- **EXTRACT TO READ**:
Environmental Triggers Associated With Empty Nose Syndrome Symptoms: A Cross-Sectional Study. The Annals of otology, rhinology, and laryngology Manji, J., Patel, V. S., Nayak, J. V., Thamboo, A. 2019: 3489419833714

Abstract

OBJECTIVES:: Empty nose syndrome (ENS) is thought to have multiple etiologies, one of which is a postsurgical phenomenon resulting from excessive loss of nasal tissues, particularly the inferior turbinate. Given that the inferior turbinate is instrumental in maintaining nasal homeostasis in different environments, it is believed that ENS symptoms arise only in more arid regions of the world. The aim of this study was to recruit an international population of individuals with ENS to investigate the association of local climate factors on the incidence and severity of ENS-specific symptoms.METHODS:: A cross-sectional study was performed of individuals from an international ENS database. ENS status was determined on the basis of a positive ENS questionnaire score (Empty Nose Syndrome 6-Item Questionnaire) and sinus computed tomographic imaging with supporting medical documentation. Participants completed a survey encompassing demographic, geographic, and symptom indicators. Climate variables were collected from global climate databases. Participant location was classified according to the Koppen-Geiger climate system. Pearson correlation analysis was performed using alpha = 0.05 to determine significance.RESULTS:: Fifty-three individuals with ENS were included. Participants were distributed across 5 continents and 15 countries (representing 4 distinct Koppen-Geiger zones). Although local climate factors varied significantly within this cohort, no significant association was found between Empty Nose Syndrome 6-Item Questionnaire symptom severity and these climate factors. However, most study participants reported exacerbation of their ENS symptoms in response to dry air (94%), air conditioning (64%), changes in season and weather (60%), and transitioning between indoors and outdoors (40%). This suggests that everyday local environmental factors may influence the well-being of these patients more than global, climate-level shifts.CONCLUSIONS:: ENS symptom severity does not appear to be related to climate or geographic factors. These findings deviate from the traditional dogma that ENS is experienced only in arid regions (or precluded in humid regions) and highlight the importance of recognizing this condition independent of geographic location.

- **TASK INSTRUCTIONS**:
List every environmental factor that participants in the empty nose syndrome abstract reported as worsening their symptoms, with the percentage given for each. Use only the abstract above.

- **MATERIAL SHOWN**:
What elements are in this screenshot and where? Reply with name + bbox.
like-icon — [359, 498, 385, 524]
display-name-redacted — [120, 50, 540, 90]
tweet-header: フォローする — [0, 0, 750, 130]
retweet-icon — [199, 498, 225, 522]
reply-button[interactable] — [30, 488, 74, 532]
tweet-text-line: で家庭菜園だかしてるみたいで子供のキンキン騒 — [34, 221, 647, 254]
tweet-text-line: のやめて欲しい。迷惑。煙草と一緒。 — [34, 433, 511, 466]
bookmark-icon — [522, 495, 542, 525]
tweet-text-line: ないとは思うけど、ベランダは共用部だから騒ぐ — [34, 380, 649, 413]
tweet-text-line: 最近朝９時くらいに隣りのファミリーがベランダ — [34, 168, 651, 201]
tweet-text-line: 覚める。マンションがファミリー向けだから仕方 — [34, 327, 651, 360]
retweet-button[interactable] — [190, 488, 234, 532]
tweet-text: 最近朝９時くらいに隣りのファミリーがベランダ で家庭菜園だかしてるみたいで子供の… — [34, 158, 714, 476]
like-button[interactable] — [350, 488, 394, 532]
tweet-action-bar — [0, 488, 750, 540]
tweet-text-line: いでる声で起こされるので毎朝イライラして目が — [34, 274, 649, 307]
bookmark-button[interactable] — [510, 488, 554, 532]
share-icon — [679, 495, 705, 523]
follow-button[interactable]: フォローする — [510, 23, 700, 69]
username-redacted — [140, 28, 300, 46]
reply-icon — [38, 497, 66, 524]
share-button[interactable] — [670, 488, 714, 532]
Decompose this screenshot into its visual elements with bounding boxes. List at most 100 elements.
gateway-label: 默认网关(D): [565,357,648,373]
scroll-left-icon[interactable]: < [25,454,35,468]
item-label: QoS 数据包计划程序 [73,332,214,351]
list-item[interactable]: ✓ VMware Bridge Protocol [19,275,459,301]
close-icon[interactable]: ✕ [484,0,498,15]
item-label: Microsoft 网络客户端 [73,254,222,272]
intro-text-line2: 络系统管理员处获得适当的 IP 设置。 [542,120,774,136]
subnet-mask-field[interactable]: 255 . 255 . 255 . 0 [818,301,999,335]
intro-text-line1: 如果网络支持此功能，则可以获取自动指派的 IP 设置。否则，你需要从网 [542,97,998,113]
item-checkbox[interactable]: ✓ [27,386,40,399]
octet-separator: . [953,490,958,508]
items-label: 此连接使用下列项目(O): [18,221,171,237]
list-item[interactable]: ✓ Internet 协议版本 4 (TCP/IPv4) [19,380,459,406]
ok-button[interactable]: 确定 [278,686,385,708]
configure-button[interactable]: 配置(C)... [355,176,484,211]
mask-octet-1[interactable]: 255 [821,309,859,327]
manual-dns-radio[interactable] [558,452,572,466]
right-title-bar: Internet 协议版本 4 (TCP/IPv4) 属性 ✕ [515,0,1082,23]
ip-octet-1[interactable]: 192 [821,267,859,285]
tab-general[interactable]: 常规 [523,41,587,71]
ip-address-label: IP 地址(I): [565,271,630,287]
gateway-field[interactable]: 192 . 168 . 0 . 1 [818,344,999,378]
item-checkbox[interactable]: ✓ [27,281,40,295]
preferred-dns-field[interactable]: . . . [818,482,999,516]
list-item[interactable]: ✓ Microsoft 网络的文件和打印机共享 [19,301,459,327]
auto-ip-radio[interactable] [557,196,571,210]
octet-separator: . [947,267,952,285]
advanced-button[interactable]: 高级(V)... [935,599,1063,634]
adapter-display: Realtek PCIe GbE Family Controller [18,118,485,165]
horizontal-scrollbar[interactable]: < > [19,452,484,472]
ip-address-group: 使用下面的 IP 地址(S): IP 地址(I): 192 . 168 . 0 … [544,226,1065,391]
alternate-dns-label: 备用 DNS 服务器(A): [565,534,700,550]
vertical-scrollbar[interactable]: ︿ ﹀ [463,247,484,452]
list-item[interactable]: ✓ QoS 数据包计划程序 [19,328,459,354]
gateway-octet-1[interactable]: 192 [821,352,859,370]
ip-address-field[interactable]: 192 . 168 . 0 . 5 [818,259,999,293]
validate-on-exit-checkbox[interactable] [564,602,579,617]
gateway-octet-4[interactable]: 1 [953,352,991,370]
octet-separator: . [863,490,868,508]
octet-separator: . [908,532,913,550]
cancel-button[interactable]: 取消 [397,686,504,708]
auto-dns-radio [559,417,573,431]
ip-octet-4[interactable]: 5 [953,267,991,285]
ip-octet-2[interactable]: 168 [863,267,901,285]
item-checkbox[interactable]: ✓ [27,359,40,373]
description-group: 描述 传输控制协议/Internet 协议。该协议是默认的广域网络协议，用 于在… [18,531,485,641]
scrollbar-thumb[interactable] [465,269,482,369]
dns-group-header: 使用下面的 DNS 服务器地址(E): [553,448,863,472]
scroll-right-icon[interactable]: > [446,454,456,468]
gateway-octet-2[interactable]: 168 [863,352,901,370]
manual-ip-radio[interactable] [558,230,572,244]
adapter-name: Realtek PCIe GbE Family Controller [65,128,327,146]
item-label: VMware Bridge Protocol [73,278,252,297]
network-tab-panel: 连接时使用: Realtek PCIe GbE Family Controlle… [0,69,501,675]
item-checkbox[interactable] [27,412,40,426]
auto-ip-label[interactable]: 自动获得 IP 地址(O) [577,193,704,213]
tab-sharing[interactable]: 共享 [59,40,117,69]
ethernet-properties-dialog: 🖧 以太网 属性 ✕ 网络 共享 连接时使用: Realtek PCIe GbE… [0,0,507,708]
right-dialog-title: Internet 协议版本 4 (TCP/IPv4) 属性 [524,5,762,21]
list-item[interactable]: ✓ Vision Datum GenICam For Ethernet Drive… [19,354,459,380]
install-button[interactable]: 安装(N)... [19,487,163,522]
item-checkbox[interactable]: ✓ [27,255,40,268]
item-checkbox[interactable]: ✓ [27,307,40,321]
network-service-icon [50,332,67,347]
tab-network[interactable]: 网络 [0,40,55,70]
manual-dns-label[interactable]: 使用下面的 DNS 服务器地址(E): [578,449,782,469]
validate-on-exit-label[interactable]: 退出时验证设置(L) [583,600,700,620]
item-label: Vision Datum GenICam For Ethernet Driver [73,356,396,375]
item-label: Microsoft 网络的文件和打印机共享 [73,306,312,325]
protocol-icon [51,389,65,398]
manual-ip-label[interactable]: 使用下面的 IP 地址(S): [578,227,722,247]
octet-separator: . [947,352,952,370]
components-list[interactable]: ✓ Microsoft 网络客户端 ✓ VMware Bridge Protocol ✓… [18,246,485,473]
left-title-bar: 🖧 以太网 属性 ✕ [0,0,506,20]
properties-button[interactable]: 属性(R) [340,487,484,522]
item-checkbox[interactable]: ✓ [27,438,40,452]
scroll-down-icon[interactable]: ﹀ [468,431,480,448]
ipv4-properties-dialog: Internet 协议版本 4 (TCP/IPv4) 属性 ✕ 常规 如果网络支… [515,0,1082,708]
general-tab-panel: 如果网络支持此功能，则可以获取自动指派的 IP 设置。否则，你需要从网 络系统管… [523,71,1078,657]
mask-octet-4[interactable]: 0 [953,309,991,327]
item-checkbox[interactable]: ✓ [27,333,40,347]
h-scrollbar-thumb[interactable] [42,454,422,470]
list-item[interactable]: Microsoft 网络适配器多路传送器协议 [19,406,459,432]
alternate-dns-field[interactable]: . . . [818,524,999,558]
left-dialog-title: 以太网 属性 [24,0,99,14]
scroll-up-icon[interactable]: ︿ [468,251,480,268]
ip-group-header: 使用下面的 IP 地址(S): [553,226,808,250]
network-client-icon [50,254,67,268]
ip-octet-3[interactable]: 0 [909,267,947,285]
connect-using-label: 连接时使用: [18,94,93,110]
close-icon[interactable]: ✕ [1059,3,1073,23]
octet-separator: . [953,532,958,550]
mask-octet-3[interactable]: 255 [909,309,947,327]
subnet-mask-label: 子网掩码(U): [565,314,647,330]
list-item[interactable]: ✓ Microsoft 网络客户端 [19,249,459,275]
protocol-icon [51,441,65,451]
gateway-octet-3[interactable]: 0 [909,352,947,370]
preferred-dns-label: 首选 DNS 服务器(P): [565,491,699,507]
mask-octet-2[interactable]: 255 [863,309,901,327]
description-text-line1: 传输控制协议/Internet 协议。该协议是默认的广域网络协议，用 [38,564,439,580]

- **EXERCISE RESPONSE**:
- Dry air (94%)
- Air conditioning (64%)
- Changes in season and weather (60%)
- Transitioning between indoors and outdoors (40%)